● **Task**
Line by line, copy the material below exactly as given.

● **Available data**
/---
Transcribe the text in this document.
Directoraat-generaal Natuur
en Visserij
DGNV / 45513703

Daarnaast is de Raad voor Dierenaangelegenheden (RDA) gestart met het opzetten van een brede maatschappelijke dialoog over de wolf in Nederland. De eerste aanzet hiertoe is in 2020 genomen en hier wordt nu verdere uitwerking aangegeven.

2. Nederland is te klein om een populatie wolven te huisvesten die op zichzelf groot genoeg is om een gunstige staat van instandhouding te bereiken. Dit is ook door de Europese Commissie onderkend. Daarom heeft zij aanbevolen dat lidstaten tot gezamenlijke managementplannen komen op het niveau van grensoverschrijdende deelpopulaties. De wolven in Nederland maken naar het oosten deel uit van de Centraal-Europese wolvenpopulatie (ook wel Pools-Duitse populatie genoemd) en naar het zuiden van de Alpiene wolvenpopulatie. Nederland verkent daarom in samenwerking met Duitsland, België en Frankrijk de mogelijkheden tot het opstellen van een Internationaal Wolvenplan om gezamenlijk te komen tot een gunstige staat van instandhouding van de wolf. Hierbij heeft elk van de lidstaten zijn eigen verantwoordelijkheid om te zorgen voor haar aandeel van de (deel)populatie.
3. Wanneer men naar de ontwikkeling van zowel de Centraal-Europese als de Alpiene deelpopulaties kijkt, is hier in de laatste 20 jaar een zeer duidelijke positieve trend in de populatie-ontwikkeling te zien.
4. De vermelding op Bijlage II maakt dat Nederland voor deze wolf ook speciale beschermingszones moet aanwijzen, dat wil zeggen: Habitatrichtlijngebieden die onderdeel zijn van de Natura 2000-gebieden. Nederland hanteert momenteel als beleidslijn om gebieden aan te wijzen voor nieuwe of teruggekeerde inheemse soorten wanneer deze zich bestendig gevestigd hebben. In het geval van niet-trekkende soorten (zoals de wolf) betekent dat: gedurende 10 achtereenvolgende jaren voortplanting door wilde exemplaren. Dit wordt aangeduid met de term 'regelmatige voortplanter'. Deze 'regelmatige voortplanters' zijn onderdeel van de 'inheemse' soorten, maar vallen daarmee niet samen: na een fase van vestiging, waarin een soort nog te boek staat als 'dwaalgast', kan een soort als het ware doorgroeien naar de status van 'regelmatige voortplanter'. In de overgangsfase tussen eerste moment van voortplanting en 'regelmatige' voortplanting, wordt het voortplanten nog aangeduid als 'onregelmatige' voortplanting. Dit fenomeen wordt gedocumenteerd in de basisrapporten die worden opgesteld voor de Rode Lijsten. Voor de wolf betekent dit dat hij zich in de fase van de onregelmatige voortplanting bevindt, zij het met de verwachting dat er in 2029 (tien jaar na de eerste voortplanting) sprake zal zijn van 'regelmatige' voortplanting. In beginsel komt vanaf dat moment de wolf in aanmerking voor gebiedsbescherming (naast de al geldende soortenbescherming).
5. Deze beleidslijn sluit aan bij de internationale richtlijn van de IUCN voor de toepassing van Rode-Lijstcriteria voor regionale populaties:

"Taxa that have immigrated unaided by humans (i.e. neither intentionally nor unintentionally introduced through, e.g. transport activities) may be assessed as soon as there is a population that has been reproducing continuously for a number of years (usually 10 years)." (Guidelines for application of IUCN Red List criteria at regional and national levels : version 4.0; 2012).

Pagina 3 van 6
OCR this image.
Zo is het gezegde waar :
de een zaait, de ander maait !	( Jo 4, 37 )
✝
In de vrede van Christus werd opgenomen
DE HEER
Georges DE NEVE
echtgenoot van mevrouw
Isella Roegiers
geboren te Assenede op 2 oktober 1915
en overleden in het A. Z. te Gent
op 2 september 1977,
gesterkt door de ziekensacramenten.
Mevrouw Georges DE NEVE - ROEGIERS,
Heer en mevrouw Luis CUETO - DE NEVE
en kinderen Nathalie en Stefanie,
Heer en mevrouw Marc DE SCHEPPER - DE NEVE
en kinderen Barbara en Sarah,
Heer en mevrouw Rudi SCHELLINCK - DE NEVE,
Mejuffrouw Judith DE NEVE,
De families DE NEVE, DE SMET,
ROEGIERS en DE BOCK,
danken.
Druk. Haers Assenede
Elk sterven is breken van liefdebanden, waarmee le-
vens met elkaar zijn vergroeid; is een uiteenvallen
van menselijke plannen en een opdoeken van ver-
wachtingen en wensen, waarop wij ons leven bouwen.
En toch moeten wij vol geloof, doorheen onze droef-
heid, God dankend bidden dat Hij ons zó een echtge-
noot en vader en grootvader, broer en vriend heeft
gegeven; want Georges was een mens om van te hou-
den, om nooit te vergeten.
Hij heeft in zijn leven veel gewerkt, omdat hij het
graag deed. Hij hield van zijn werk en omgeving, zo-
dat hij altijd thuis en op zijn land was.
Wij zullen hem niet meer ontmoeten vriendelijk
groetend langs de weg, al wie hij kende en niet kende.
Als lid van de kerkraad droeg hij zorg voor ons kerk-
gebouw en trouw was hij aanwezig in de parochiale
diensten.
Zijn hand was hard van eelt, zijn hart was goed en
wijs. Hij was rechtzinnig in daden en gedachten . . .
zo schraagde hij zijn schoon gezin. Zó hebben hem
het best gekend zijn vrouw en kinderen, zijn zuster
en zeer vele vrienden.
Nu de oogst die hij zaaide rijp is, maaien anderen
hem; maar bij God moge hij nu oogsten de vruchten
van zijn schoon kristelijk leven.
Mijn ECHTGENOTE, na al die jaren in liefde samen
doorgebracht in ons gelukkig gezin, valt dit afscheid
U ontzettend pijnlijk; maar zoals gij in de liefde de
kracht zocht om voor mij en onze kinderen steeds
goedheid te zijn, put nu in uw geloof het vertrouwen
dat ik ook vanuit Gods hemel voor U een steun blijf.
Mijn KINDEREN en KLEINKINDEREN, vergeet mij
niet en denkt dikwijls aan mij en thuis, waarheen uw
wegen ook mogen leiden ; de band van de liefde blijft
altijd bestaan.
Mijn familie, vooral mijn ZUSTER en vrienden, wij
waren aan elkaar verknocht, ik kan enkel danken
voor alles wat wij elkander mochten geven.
\---
● **Task response**
Transcribe the text in this document.
Directoraat-generaal Natuur
en Visserij
DGNV / 45513703

Daarnaast is de Raad voor Dierenaangelegenheden (RDA) gestart met het opzetten van een brede maatschappelijke dialoog over de wolf in Nederland. De eerste aanzet hiertoe is in 2020 genomen en hier wordt nu verdere uitwerking aangegeven.

2. Nederland is te klein om een populatie wolven te huisvesten die op zichzelf groot genoeg is om een gunstige staat van instandhouding te bereiken. Dit is ook door de Europese Commissie onderkend. Daarom heeft zij aanbevolen dat lidstaten tot gezamenlijke managementplannen komen op het niveau van grensoverschrijdende deelpopulaties. De wolven in Nederland maken naar het oosten deel uit van de Centraal-Europese wolvenpopulatie (ook wel Pools-Duitse populatie genoemd) en naar het zuiden van de Alpiene wolvenpopulatie. Nederland verkent daarom in samenwerking met Duitsland, België en Frankrijk de mogelijkheden tot het opstellen van een Internationaal Wolvenplan om gezamenlijk te komen tot een gunstige staat van instandhouding van de wolf. Hierbij heeft elk van de lidstaten zijn eigen verantwoordelijkheid om te zorgen voor haar aandeel van de (deel)populatie.
3. Wanneer men naar de ontwikkeling van zowel de Centraal-Europese als de Alpiene deelpopulaties kijkt, is hier in de laatste 20 jaar een zeer duidelijke positieve trend in de populatie-ontwikkeling te zien.
4. De vermelding op Bijlage II maakt dat Nederland voor deze wolf ook speciale beschermingszones moet aanwijzen, dat wil zeggen: Habitatrichtlijngebieden die onderdeel zijn van de Natura 2000-gebieden. Nederland hanteert momenteel als beleidslijn om gebieden aan te wijzen voor nieuwe of teruggekeerde inheemse soorten wanneer deze zich bestendig gevestigd hebben. In het geval van niet-trekkende soorten (zoals de wolf) betekent dat: gedurende 10 achtereenvolgende jaren voortplanting door wilde exemplaren. Dit wordt aangeduid met de term 'regelmatige voortplanter'. Deze 'regelmatige voortplanters' zijn onderdeel van de 'inheemse' soorten, maar vallen daarmee niet samen: na een fase van vestiging, waarin een soort nog te boek staat als 'dwaalgast', kan een soort als het ware doorgroeien naar de status van 'regelmatige voortplanter'. In de overgangsfase tussen eerste moment van voortplanting en 'regelmatige' voortplanting, wordt het voortplanten nog aangeduid als 'onregelmatige' voortplanting. Dit fenomeen wordt gedocumenteerd in de basisrapporten die worden opgesteld voor de Rode Lijsten. Voor de wolf betekent dit dat hij zich in de fase van de onregelmatige voortplanting bevindt, zij het met de verwachting dat er in 2029 (tien jaar na de eerste voortplanting) sprake zal zijn van 'regelmatige' voortplanting. In beginsel komt vanaf dat moment de wolf in aanmerking voor gebiedsbescherming (naast de al geldende soortenbescherming).
5. Deze beleidslijn sluit aan bij de internationale richtlijn van de IUCN voor de toepassing van Rode-Lijstcriteria voor regionale populaties:

"Taxa that have immigrated unaided by humans (i.e. neither intentionally nor unintentionally introduced through, e.g. transport activities) may be assessed as soon as there is a population that has been reproducing continuously for a number of years (usually 10 years)." (Guidelines for application of IUCN Red List criteria at regional and national levels : version 4.0; 2012).

Pagina 3 van 6
OCR this image.
Zo is het gezegde waar :
de een zaait, de ander maait !	( Jo 4, 37 )
✝
In de vrede van Christus werd opgenomen
DE HEER
Georges DE NEVE
echtgenoot van mevrouw
Isella Roegiers
geboren te Assenede op 2 oktober 1915
en overleden in het A. Z. te Gent
op 2 september 1977,
gesterkt door de ziekensacramenten.
Mevrouw Georges DE NEVE - ROEGIERS,
Heer en mevrouw Luis CUETO - DE NEVE
en kinderen Nathalie en Stefanie,
Heer en mevrouw Marc DE SCHEPPER - DE NEVE
en kinderen Barbara en Sarah,
Heer en mevrouw Rudi SCHELLINCK - DE NEVE,
Mejuffrouw Judith DE NEVE,
De families DE NEVE, DE SMET,
ROEGIERS en DE BOCK,
danken.
Druk. Haers Assenede
Elk sterven is breken van liefdebanden, waarmee le-
vens met elkaar zijn vergroeid; is een uiteenvallen
van menselijke plannen en een opdoeken van ver-
wachtingen en wensen, waarop wij ons leven bouwen.
En toch moeten wij vol geloof, doorheen onze droef-
heid, God dankend bidden dat Hij ons zó een echtge-
noot en vader en grootvader, broer en vriend heeft
gegeven; want Georges was een mens om van te hou-
den, om nooit te vergeten.
Hij heeft in zijn leven veel gewerkt, omdat hij het
graag deed. Hij hield van zijn werk en omgeving, zo-
dat hij altijd thuis en op zijn land was.
Wij zullen hem niet meer ontmoeten vriendelijk
groetend langs de weg, al wie hij kende en niet kende.
Als lid van de kerkraad droeg hij zorg voor ons kerk-
gebouw en trouw was hij aanwezig in de parochiale
diensten.
Zijn hand was hard van eelt, zijn hart was goed en
wijs. Hij was rechtzinnig in daden en gedachten . . .
zo schraagde hij zijn schoon gezin. Zó hebben hem
het best gekend zijn vrouw en kinderen, zijn zuster
en zeer vele vrienden.
Nu de oogst die hij zaaide rijp is, maaien anderen
hem; maar bij God moge hij nu oogsten de vruchten
van zijn schoon kristelijk leven.
Mijn ECHTGENOTE, na al die jaren in liefde samen
doorgebracht in ons gelukkig gezin, valt dit afscheid
U ontzettend pijnlijk; maar zoals gij in de liefde de
kracht zocht om voor mij en onze kinderen steeds
goedheid te zijn, put nu in uw geloof het vertrouwen
dat ik ook vanuit Gods hemel voor U een steun blijf.
Mijn KINDEREN en KLEINKINDEREN, vergeet mij
niet en denkt dikwijls aan mij en thuis, waarheen uw
wegen ook mogen leiden ; de band van de liefde blijft
altijd bestaan.
Mijn familie, vooral mijn ZUSTER en vrienden, wij
waren aan elkaar verknocht, ik kan enkel danken
voor alles wat wij elkander mochten geven.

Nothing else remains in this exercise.